**DO THIS:** Write out every record in full, exactly as written, please.

**DATA SHOWN:**
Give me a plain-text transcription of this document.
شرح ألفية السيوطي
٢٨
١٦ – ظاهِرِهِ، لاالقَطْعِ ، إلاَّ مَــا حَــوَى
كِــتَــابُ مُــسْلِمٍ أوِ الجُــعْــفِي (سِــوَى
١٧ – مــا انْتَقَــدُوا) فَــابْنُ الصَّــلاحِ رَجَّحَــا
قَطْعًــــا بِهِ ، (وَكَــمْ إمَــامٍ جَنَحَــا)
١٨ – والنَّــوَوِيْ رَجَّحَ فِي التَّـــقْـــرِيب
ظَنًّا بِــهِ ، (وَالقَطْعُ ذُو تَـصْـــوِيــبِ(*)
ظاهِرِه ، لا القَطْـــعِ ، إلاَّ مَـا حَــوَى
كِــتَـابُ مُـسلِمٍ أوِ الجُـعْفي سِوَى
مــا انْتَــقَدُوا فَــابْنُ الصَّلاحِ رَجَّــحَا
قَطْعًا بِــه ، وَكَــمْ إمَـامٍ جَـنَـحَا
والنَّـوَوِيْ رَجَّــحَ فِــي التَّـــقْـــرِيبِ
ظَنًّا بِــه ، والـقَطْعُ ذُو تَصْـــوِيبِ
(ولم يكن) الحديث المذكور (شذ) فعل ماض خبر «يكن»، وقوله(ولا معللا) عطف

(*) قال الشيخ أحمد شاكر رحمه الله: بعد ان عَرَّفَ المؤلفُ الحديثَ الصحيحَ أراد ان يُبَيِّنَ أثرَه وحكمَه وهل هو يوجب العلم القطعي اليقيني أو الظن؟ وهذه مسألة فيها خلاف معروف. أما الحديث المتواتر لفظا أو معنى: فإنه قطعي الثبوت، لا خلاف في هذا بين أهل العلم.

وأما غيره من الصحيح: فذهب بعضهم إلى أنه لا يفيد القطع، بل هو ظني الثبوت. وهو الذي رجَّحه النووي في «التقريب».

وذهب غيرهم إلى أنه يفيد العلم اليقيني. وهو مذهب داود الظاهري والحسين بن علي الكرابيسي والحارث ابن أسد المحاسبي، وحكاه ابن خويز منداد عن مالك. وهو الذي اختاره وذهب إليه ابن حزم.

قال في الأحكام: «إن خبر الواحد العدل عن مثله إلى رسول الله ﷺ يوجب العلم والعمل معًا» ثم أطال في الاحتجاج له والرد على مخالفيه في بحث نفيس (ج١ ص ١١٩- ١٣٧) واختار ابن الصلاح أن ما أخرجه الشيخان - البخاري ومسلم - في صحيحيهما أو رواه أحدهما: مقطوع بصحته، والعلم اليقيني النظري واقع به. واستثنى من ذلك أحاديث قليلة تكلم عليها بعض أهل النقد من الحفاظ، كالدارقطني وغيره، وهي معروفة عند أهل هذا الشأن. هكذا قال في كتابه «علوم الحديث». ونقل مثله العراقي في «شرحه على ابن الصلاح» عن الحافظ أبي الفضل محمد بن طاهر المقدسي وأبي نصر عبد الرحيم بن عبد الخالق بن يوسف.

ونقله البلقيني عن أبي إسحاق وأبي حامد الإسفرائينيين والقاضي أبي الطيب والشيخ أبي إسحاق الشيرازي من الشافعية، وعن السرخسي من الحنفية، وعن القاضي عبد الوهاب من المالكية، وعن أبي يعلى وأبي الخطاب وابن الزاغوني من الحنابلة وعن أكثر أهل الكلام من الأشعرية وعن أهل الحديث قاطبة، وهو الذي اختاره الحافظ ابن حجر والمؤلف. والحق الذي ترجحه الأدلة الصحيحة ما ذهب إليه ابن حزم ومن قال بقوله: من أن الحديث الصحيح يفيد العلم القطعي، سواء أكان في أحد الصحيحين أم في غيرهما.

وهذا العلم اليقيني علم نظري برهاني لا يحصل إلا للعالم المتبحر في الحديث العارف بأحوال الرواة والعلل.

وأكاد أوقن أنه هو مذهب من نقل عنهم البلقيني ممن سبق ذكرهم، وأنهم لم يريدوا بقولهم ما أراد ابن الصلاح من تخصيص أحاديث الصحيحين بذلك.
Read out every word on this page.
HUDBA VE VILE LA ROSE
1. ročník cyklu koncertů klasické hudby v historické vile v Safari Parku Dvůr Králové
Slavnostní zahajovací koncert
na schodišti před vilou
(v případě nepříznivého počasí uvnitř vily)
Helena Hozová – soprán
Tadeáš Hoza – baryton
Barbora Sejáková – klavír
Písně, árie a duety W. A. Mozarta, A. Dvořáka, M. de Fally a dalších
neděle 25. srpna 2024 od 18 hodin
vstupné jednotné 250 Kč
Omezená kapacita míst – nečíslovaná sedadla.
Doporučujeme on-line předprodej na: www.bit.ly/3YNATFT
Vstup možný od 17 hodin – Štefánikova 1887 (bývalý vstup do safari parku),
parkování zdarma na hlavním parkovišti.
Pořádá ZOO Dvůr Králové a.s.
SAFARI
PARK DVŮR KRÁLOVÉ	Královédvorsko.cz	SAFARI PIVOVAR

**ANSWER TO THE TASK:**
Give me a plain-text transcription of this document.
شرح ألفية السيوطي
٢٨
١٦ – ظاهِرِهِ، لاالقَطْعِ ، إلاَّ مَــا حَــوَى
كِــتَــابُ مُــسْلِمٍ أوِ الجُــعْــفِي (سِــوَى
١٧ – مــا انْتَقَــدُوا) فَــابْنُ الصَّــلاحِ رَجَّحَــا
قَطْعًــــا بِهِ ، (وَكَــمْ إمَــامٍ جَنَحَــا)
١٨ – والنَّــوَوِيْ رَجَّحَ فِي التَّـــقْـــرِيب
ظَنًّا بِــهِ ، (وَالقَطْعُ ذُو تَـصْـــوِيــبِ(*)
ظاهِرِه ، لا القَطْـــعِ ، إلاَّ مَـا حَــوَى
كِــتَـابُ مُـسلِمٍ أوِ الجُـعْفي سِوَى
مــا انْتَــقَدُوا فَــابْنُ الصَّلاحِ رَجَّــحَا
قَطْعًا بِــه ، وَكَــمْ إمَـامٍ جَـنَـحَا
والنَّـوَوِيْ رَجَّــحَ فِــي التَّـــقْـــرِيبِ
ظَنًّا بِــه ، والـقَطْعُ ذُو تَصْـــوِيبِ
(ولم يكن) الحديث المذكور (شذ) فعل ماض خبر «يكن»، وقوله(ولا معللا) عطف

(*) قال الشيخ أحمد شاكر رحمه الله: بعد ان عَرَّفَ المؤلفُ الحديثَ الصحيحَ أراد ان يُبَيِّنَ أثرَه وحكمَه وهل هو يوجب العلم القطعي اليقيني أو الظن؟ وهذه مسألة فيها خلاف معروف. أما الحديث المتواتر لفظا أو معنى: فإنه قطعي الثبوت، لا خلاف في هذا بين أهل العلم.

وأما غيره من الصحيح: فذهب بعضهم إلى أنه لا يفيد القطع، بل هو ظني الثبوت. وهو الذي رجَّحه النووي في «التقريب».

وذهب غيرهم إلى أنه يفيد العلم اليقيني. وهو مذهب داود الظاهري والحسين بن علي الكرابيسي والحارث ابن أسد المحاسبي، وحكاه ابن خويز منداد عن مالك. وهو الذي اختاره وذهب إليه ابن حزم.

قال في الأحكام: «إن خبر الواحد العدل عن مثله إلى رسول الله ﷺ يوجب العلم والعمل معًا» ثم أطال في الاحتجاج له والرد على مخالفيه في بحث نفيس (ج١ ص ١١٩- ١٣٧) واختار ابن الصلاح أن ما أخرجه الشيخان - البخاري ومسلم - في صحيحيهما أو رواه أحدهما: مقطوع بصحته، والعلم اليقيني النظري واقع به. واستثنى من ذلك أحاديث قليلة تكلم عليها بعض أهل النقد من الحفاظ، كالدارقطني وغيره، وهي معروفة عند أهل هذا الشأن. هكذا قال في كتابه «علوم الحديث». ونقل مثله العراقي في «شرحه على ابن الصلاح» عن الحافظ أبي الفضل محمد بن طاهر المقدسي وأبي نصر عبد الرحيم بن عبد الخالق بن يوسف.

ونقله البلقيني عن أبي إسحاق وأبي حامد الإسفرائينيين والقاضي أبي الطيب والشيخ أبي إسحاق الشيرازي من الشافعية، وعن السرخسي من الحنفية، وعن القاضي عبد الوهاب من المالكية، وعن أبي يعلى وأبي الخطاب وابن الزاغوني من الحنابلة وعن أكثر أهل الكلام من الأشعرية وعن أهل الحديث قاطبة، وهو الذي اختاره الحافظ ابن حجر والمؤلف. والحق الذي ترجحه الأدلة الصحيحة ما ذهب إليه ابن حزم ومن قال بقوله: من أن الحديث الصحيح يفيد العلم القطعي، سواء أكان في أحد الصحيحين أم في غيرهما.

وهذا العلم اليقيني علم نظري برهاني لا يحصل إلا للعالم المتبحر في الحديث العارف بأحوال الرواة والعلل.

وأكاد أوقن أنه هو مذهب من نقل عنهم البلقيني ممن سبق ذكرهم، وأنهم لم يريدوا بقولهم ما أراد ابن الصلاح من تخصيص أحاديث الصحيحين بذلك.
Read out every word on this page.
HUDBA VE VILE LA ROSE
1. ročník cyklu koncertů klasické hudby v historické vile v Safari Parku Dvůr Králové
Slavnostní zahajovací koncert
na schodišti před vilou
(v případě nepříznivého počasí uvnitř vily)
Helena Hozová – soprán
Tadeáš Hoza – baryton
Barbora Sejáková – klavír
Písně, árie a duety W. A. Mozarta, A. Dvořáka, M. de Fally a dalších
neděle 25. srpna 2024 od 18 hodin
vstupné jednotné 250 Kč
Omezená kapacita míst – nečíslovaná sedadla.
Doporučujeme on-line předprodej na: www.bit.ly/3YNATFT
Vstup možný od 17 hodin – Štefánikova 1887 (bývalý vstup do safari parku),
parkování zdarma na hlavním parkovišti.
Pořádá ZOO Dvůr Králové a.s.
SAFARI
PARK DVŮR KRÁLOVÉ	Královédvorsko.cz	SAFARI PIVOVAR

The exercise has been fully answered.